**WHAT YOU SHOULD DO:**
Write out nothing but the lines from the one containing "Transcribe the text in this document." through the last line below, both included, and without the pictures.

**RECORDS SUPPLIED:**
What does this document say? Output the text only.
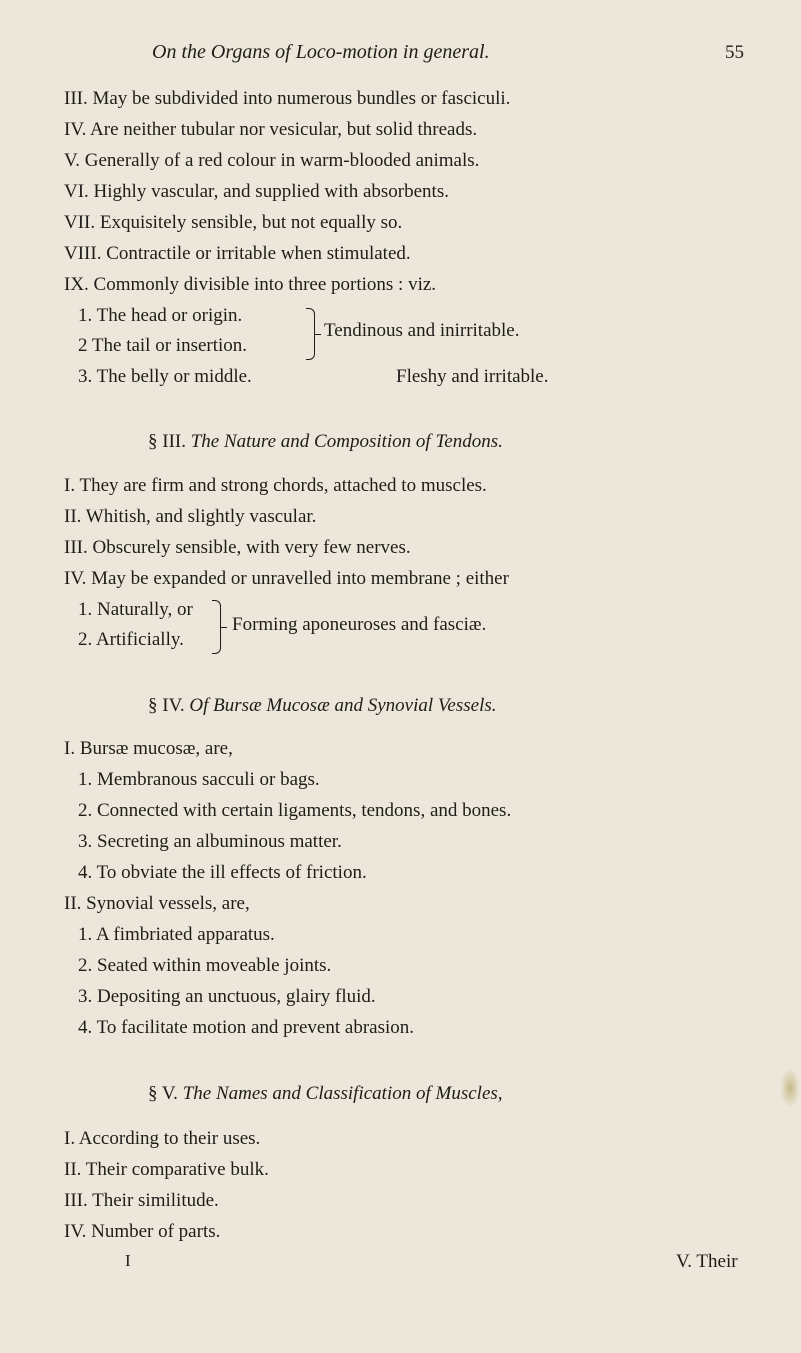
On the Organs of Loco-motion in general.	55
III. May be subdivided into numerous bundles or fasciculi.
IV. Are neither tubular nor vesicular, but solid threads.
V. Generally of a red colour in warm-blooded animals.
VI. Highly vascular, and supplied with absorbents.
VII. Exquisitely sensible, but not equally so.
VIII. Contractile or irritable when stimulated.
IX. Commonly divisible into three portions : viz.
1. The head or origin.
2 The tail or insertion.
Tendinous and inirritable.
3. The belly or middle.	Fleshy and irritable.
§ III. The Nature and Composition of Tendons.
I. They are firm and strong chords, attached to muscles.
II. Whitish, and slightly vascular.
III. Obscurely sensible, with very few nerves.
IV. May be expanded or unravelled into membrane ; either
1. Naturally, or
2. Artificially.
Forming aponeuroses and fasciæ.
§ IV. Of Bursæ Mucosæ and Synovial Vessels.
I. Bursæ mucosæ, are,
1. Membranous sacculi or bags.
2. Connected with certain ligaments, tendons, and bones.
3. Secreting an albuminous matter.
4. To obviate the ill effects of friction.
II. Synovial vessels, are,
1. A fimbriated apparatus.
2. Seated within moveable joints.
3. Depositing an unctuous, glairy fluid.
4. To facilitate motion and prevent abrasion.
§ V. The Names and Classification of Muscles,
I. According to their uses.
II. Their comparative bulk.
III. Their similitude.
IV. Number of parts.
I	V. Their
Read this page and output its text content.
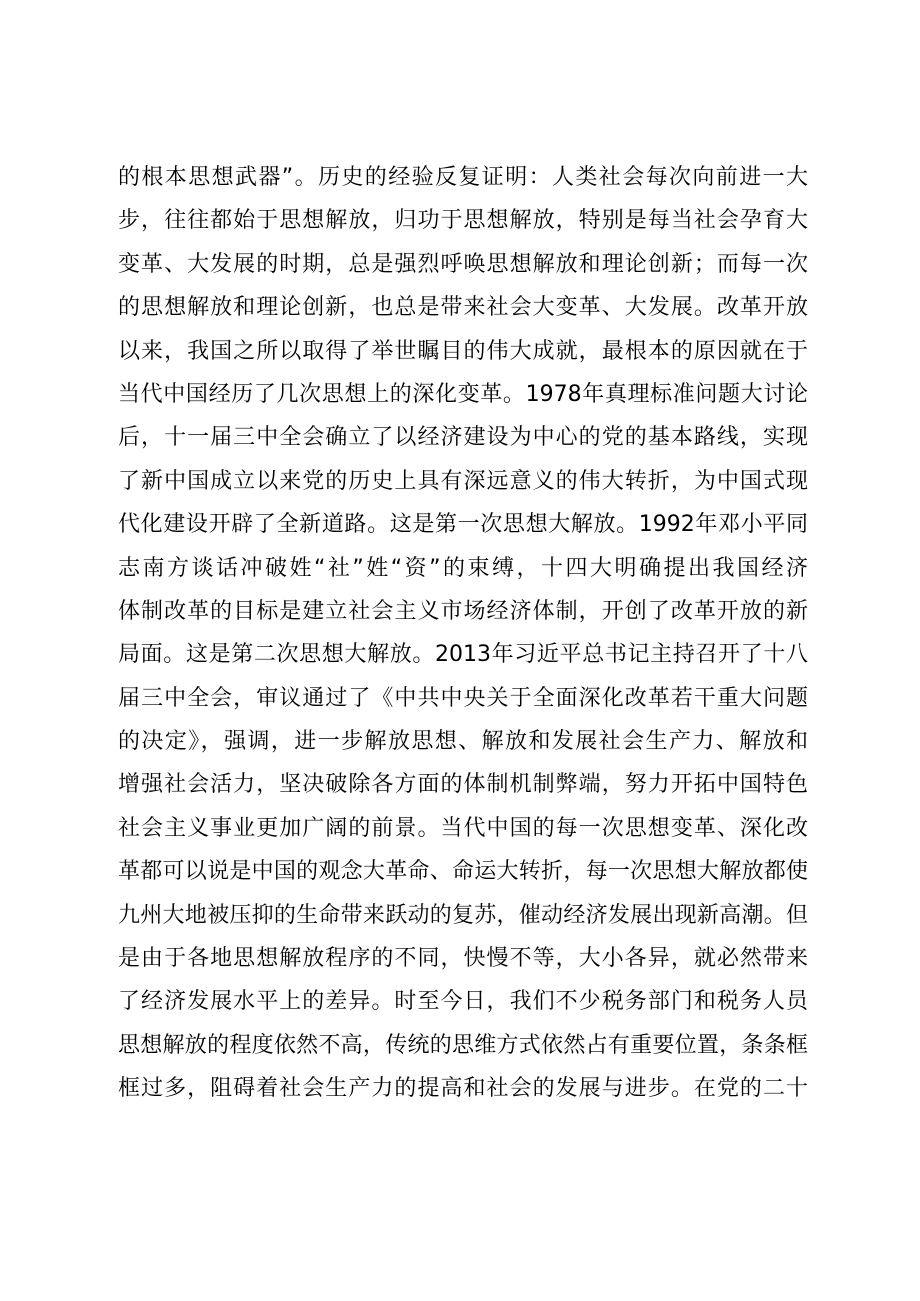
的根本思想武器”。历史的经验反复证明：人类社会每次向前进一大
步，往往都始于思想解放，归功于思想解放，特别是每当社会孕育大
变革、大发展的时期，总是强烈呼唤思想解放和理论创新；而每一次
的思想解放和理论创新，也总是带来社会大变革、大发展。改革开放
以来，我国之所以取得了举世瞩目的伟大成就，最根本的原因就在于
当代中国经历了几次思想上的深化变革。1978年真理标准问题大讨论
后，十一届三中全会确立了以经济建设为中心的党的基本路线，实现
了新中国成立以来党的历史上具有深远意义的伟大转折，为中国式现
代化建设开辟了全新道路。这是第一次思想大解放。1992年邓小平同
志南方谈话冲破姓“社”姓“资”的束缚，十四大明确提出我国经济
体制改革的目标是建立社会主义市场经济体制，开创了改革开放的新
局面。这是第二次思想大解放。2013年习近平总书记主持召开了十八
届三中全会，审议通过了《中共中央关于全面深化改革若干重大问题
的决定》，强调，进一步解放思想、解放和发展社会生产力、解放和
增强社会活力，坚决破除各方面的体制机制弊端，努力开拓中国特色
社会主义事业更加广阔的前景。当代中国的每一次思想变革、深化改
革都可以说是中国的观念大革命、命运大转折，每一次思想大解放都使
九州大地被压抑的生命带来跃动的复苏，催动经济发展出现新高潮。但
是由于各地思想解放程序的不同，快慢不等，大小各异，就必然带来
了经济发展水平上的差异。时至今日，我们不少税务部门和税务人员
思想解放的程度依然不高，传统的思维方式依然占有重要位置，条条框
框过多，阻碍着社会生产力的提高和社会的发展与进步。在党的二十
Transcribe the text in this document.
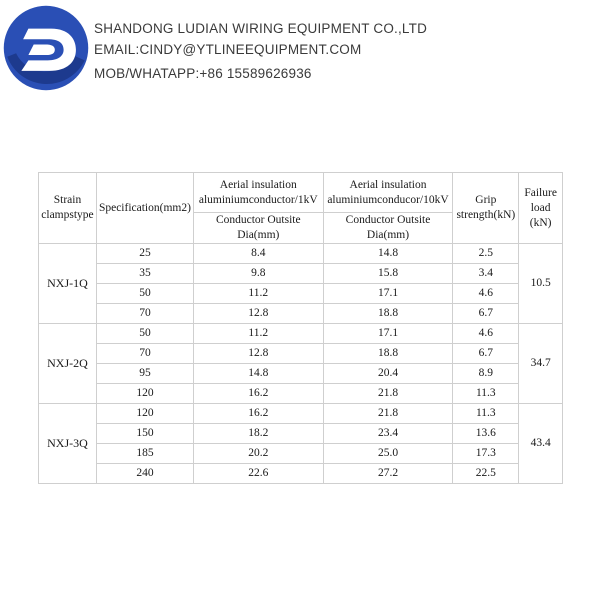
SHANDONG LUDIAN WIRING EQUIPMENT CO.,LTD
EMAIL:CINDY@YTLINEEQUIPMENT.COM
MOB/WHATAPP:+86 15589626936
Strain clampstype	Specification(mm2)	Aerial insulation aluminiumconductor/1kV	Aerial insulation aluminiumconducor/10kV	Grip strength(kN)	Failure load (kN)
		Conductor Outsite Dia(mm)	Conductor Outsite Dia(mm)		
NXJ-1Q	25	8.4	14.8	2.5	10.5
	35	9.8	15.8	3.4	
	50	11.2	17.1	4.6	
	70	12.8	18.8	6.7	
NXJ-2Q	50	11.2	17.1	4.6	34.7
	70	12.8	18.8	6.7	
	95	14.8	20.4	8.9	
	120	16.2	21.8	11.3	
NXJ-3Q	120	16.2	21.8	11.3	43.4
	150	18.2	23.4	13.6	
	185	20.2	25.0	17.3	
	240	22.6	27.2	22.5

**ANSWER BELOW:**
Transcribe the text in this document.
SHANDONG LUDIAN WIRING EQUIPMENT CO.,LTD
EMAIL:CINDY@YTLINEEQUIPMENT.COM
MOB/WHATAPP:+86 15589626936
Strain clampstype	Specification(mm2)	Aerial insulation aluminiumconductor/1kV	Aerial insulation aluminiumconducor/10kV	Grip strength(kN)	Failure load (kN)
		Conductor Outsite Dia(mm)	Conductor Outsite Dia(mm)		
NXJ-1Q	25	8.4	14.8	2.5	10.5
	35	9.8	15.8	3.4	
	50	11.2	17.1	4.6	
	70	12.8	18.8	6.7	
NXJ-2Q	50	11.2	17.1	4.6	34.7
	70	12.8	18.8	6.7	
	95	14.8	20.4	8.9	
	120	16.2	21.8	11.3	
NXJ-3Q	120	16.2	21.8	11.3	43.4
	150	18.2	23.4	13.6	
	185	20.2	25.0	17.3	
	240	22.6	27.2	22.5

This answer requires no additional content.